» Given instruction
Restate each line word for word. Leave out every picture.

[Dataset listings of figures]
##############################

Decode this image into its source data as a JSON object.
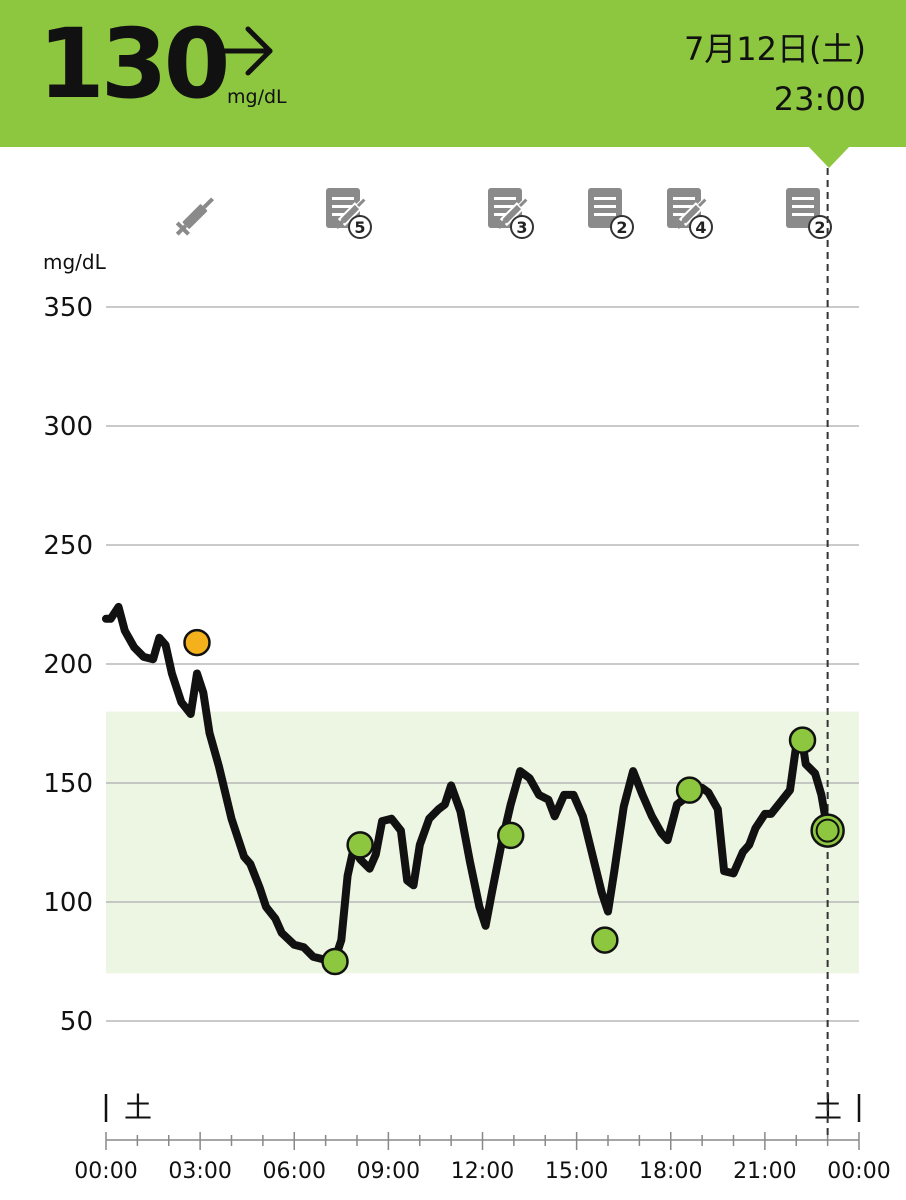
{
  "header": {
    "reading": "130",
    "unit": "mg/dL",
    "trend_icon": "arrow-right-icon",
    "date": "7月12日(土)",
    "time": "23:00",
    "accent_color": "#8dc63f"
  },
  "events": [
    {
      "type": "insulin",
      "icon": "syringe-icon",
      "time": 2.9
    },
    {
      "type": "insulin-note",
      "icon": "syringe-note-icon",
      "badge": "5",
      "time": 7.7
    },
    {
      "type": "insulin-note",
      "icon": "syringe-note-icon",
      "badge": "3",
      "time": 12.9
    },
    {
      "type": "note",
      "icon": "note-icon",
      "badge": "2",
      "time": 16.0
    },
    {
      "type": "insulin-note",
      "icon": "syringe-note-icon",
      "badge": "4",
      "time": 18.6
    },
    {
      "type": "note",
      "icon": "note-icon",
      "badge": "2",
      "time": 22.4
    }
  ],
  "chart_data": {
    "type": "line",
    "ylabel": "mg/dL",
    "y_ticks": [
      "350",
      "300",
      "250",
      "200",
      "150",
      "100",
      "50"
    ],
    "x_ticks": [
      "00:00",
      "03:00",
      "06:00",
      "09:00",
      "12:00",
      "15:00",
      "18:00",
      "21:00",
      "00:00"
    ],
    "day_labels": [
      "土",
      "土"
    ],
    "ylim": [
      20,
      365
    ],
    "xlim": [
      0,
      24
    ],
    "target_range": [
      70,
      180
    ],
    "current_time": 23.0,
    "grid": "horizontal",
    "colors": {
      "line": "#111111",
      "in_range": "#8dc63f",
      "high": "#f5b11c",
      "target_band": "#edf6e3",
      "grid": "#b8b8b8"
    },
    "series": [
      {
        "x": [
          0,
          0.15,
          0.4,
          0.6,
          0.9,
          1.2,
          1.5,
          1.7,
          1.9,
          2.1,
          2.4,
          2.7,
          2.9,
          3.1,
          3.3,
          3.6,
          4.0,
          4.4,
          4.6,
          4.9,
          5.1,
          5.4,
          5.6,
          6.0,
          6.3,
          6.6,
          6.9,
          7.1,
          7.3,
          7.5,
          7.7,
          7.9,
          8.1,
          8.4,
          8.6,
          8.8,
          9.1,
          9.4,
          9.6,
          9.8,
          10.0,
          10.3,
          10.6,
          10.8,
          11.0,
          11.3,
          11.6,
          11.9,
          12.1,
          12.3,
          12.6,
          12.9,
          13.2,
          13.5,
          13.8,
          14.1,
          14.3,
          14.6,
          14.9,
          15.2,
          15.5,
          15.8,
          16.0,
          16.2,
          16.5,
          16.8,
          17.1,
          17.4,
          17.7,
          17.9,
          18.2,
          18.5,
          18.8,
          19.0,
          19.2,
          19.5,
          19.7,
          20.0,
          20.3,
          20.5,
          20.7,
          21.0,
          21.2,
          21.5,
          21.8,
          22.0,
          22.2,
          22.3,
          22.6,
          22.8,
          23.0
        ],
        "y": [
          219,
          219,
          224,
          214,
          207,
          203,
          202,
          211,
          208,
          196,
          184,
          179,
          196,
          188,
          171,
          157,
          135,
          119,
          116,
          106,
          98,
          93,
          87,
          82,
          81,
          77,
          76,
          74,
          76,
          84,
          111,
          123,
          118,
          114,
          120,
          134,
          135,
          130,
          109,
          107,
          124,
          135,
          139,
          141,
          149,
          138,
          117,
          98,
          90,
          104,
          124,
          141,
          155,
          152,
          145,
          143,
          136,
          145,
          145,
          136,
          120,
          104,
          96,
          113,
          140,
          155,
          145,
          136,
          129,
          126,
          141,
          144,
          147,
          148,
          146,
          139,
          113,
          112,
          121,
          124,
          131,
          137,
          137,
          142,
          147,
          166,
          167,
          158,
          154,
          145,
          130
        ]
      }
    ],
    "markers": [
      {
        "x": 2.9,
        "y": 209,
        "status": "high"
      },
      {
        "x": 7.3,
        "y": 75,
        "status": "in_range"
      },
      {
        "x": 8.1,
        "y": 124,
        "status": "in_range"
      },
      {
        "x": 12.9,
        "y": 128,
        "status": "in_range"
      },
      {
        "x": 15.9,
        "y": 84,
        "status": "in_range"
      },
      {
        "x": 18.6,
        "y": 147,
        "status": "in_range"
      },
      {
        "x": 22.2,
        "y": 168,
        "status": "in_range"
      },
      {
        "x": 23.0,
        "y": 130,
        "status": "current"
      }
    ]
  }
}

##############################

» Answer in full
Decode this image into its source data as a JSON object.
{
  "header": {
    "reading": "130",
    "unit": "mg/dL",
    "trend_icon": "arrow-right-icon",
    "date": "7月12日(土)",
    "time": "23:00",
    "accent_color": "#8dc63f"
  },
  "events": [
    {
      "type": "insulin",
      "icon": "syringe-icon",
      "time": 2.9
    },
    {
      "type": "insulin-note",
      "icon": "syringe-note-icon",
      "badge": "5",
      "time": 7.7
    },
    {
      "type": "insulin-note",
      "icon": "syringe-note-icon",
      "badge": "3",
      "time": 12.9
    },
    {
      "type": "note",
      "icon": "note-icon",
      "badge": "2",
      "time": 16.0
    },
    {
      "type": "insulin-note",
      "icon": "syringe-note-icon",
      "badge": "4",
      "time": 18.6
    },
    {
      "type": "note",
      "icon": "note-icon",
      "badge": "2",
      "time": 22.4
    }
  ],
  "chart_data": {
    "type": "line",
    "ylabel": "mg/dL",
    "y_ticks": [
      "350",
      "300",
      "250",
      "200",
      "150",
      "100",
      "50"
    ],
    "x_ticks": [
      "00:00",
      "03:00",
      "06:00",
      "09:00",
      "12:00",
      "15:00",
      "18:00",
      "21:00",
      "00:00"
    ],
    "day_labels": [
      "土",
      "土"
    ],
    "ylim": [
      20,
      365
    ],
    "xlim": [
      0,
      24
    ],
    "target_range": [
      70,
      180
    ],
    "current_time": 23.0,
    "grid": "horizontal",
    "colors": {
      "line": "#111111",
      "in_range": "#8dc63f",
      "high": "#f5b11c",
      "target_band": "#edf6e3",
      "grid": "#b8b8b8"
    },
    "series": [
      {
        "x": [
          0,
          0.15,
          0.4,
          0.6,
          0.9,
          1.2,
          1.5,
          1.7,
          1.9,
          2.1,
          2.4,
          2.7,
          2.9,
          3.1,
          3.3,
          3.6,
          4.0,
          4.4,
          4.6,
          4.9,
          5.1,
          5.4,
          5.6,
          6.0,
          6.3,
          6.6,
          6.9,
          7.1,
          7.3,
          7.5,
          7.7,
          7.9,
          8.1,
          8.4,
          8.6,
          8.8,
          9.1,
          9.4,
          9.6,
          9.8,
          10.0,
          10.3,
          10.6,
          10.8,
          11.0,
          11.3,
          11.6,
          11.9,
          12.1,
          12.3,
          12.6,
          12.9,
          13.2,
          13.5,
          13.8,
          14.1,
          14.3,
          14.6,
          14.9,
          15.2,
          15.5,
          15.8,
          16.0,
          16.2,
          16.5,
          16.8,
          17.1,
          17.4,
          17.7,
          17.9,
          18.2,
          18.5,
          18.8,
          19.0,
          19.2,
          19.5,
          19.7,
          20.0,
          20.3,
          20.5,
          20.7,
          21.0,
          21.2,
          21.5,
          21.8,
          22.0,
          22.2,
          22.3,
          22.6,
          22.8,
          23.0
        ],
        "y": [
          219,
          219,
          224,
          214,
          207,
          203,
          202,
          211,
          208,
          196,
          184,
          179,
          196,
          188,
          171,
          157,
          135,
          119,
          116,
          106,
          98,
          93,
          87,
          82,
          81,
          77,
          76,
          74,
          76,
          84,
          111,
          123,
          118,
          114,
          120,
          134,
          135,
          130,
          109,
          107,
          124,
          135,
          139,
          141,
          149,
          138,
          117,
          98,
          90,
          104,
          124,
          141,
          155,
          152,
          145,
          143,
          136,
          145,
          145,
          136,
          120,
          104,
          96,
          113,
          140,
          155,
          145,
          136,
          129,
          126,
          141,
          144,
          147,
          148,
          146,
          139,
          113,
          112,
          121,
          124,
          131,
          137,
          137,
          142,
          147,
          166,
          167,
          158,
          154,
          145,
          130
        ]
      }
    ],
    "markers": [
      {
        "x": 2.9,
        "y": 209,
        "status": "high"
      },
      {
        "x": 7.3,
        "y": 75,
        "status": "in_range"
      },
      {
        "x": 8.1,
        "y": 124,
        "status": "in_range"
      },
      {
        "x": 12.9,
        "y": 128,
        "status": "in_range"
      },
      {
        "x": 15.9,
        "y": 84,
        "status": "in_range"
      },
      {
        "x": 18.6,
        "y": 147,
        "status": "in_range"
      },
      {
        "x": 22.2,
        "y": 168,
        "status": "in_range"
      },
      {
        "x": 23.0,
        "y": 130,
        "status": "current"
      }
    ]
  }
}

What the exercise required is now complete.